INPUT DATA:
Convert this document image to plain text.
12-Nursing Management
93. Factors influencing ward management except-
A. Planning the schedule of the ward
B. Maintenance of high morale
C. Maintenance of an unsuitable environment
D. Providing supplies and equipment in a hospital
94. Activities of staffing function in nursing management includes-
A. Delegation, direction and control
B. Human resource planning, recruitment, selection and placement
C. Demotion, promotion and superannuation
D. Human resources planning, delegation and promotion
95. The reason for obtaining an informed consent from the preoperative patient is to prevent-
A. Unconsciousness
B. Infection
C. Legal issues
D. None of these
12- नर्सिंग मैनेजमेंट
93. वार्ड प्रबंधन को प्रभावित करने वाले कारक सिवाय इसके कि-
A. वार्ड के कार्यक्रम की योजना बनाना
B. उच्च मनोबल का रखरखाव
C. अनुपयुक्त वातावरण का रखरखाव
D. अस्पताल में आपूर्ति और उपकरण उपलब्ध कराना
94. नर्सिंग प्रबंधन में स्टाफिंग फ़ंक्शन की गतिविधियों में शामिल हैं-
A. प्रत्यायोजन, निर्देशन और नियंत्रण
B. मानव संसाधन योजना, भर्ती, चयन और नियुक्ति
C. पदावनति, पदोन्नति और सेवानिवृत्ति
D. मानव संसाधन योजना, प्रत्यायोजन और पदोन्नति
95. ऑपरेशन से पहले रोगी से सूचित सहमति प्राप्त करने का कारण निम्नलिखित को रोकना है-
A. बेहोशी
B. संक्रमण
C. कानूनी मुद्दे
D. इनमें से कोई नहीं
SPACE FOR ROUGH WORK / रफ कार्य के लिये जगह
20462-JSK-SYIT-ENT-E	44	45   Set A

WHAT YOU ARE ASKED TO DO:
Copy every line of the listing that includes the string "Human".

TASK RESULT:
B. Human resource planning, recruitment, selection and placement
D. Human resources planning, delegation and promotion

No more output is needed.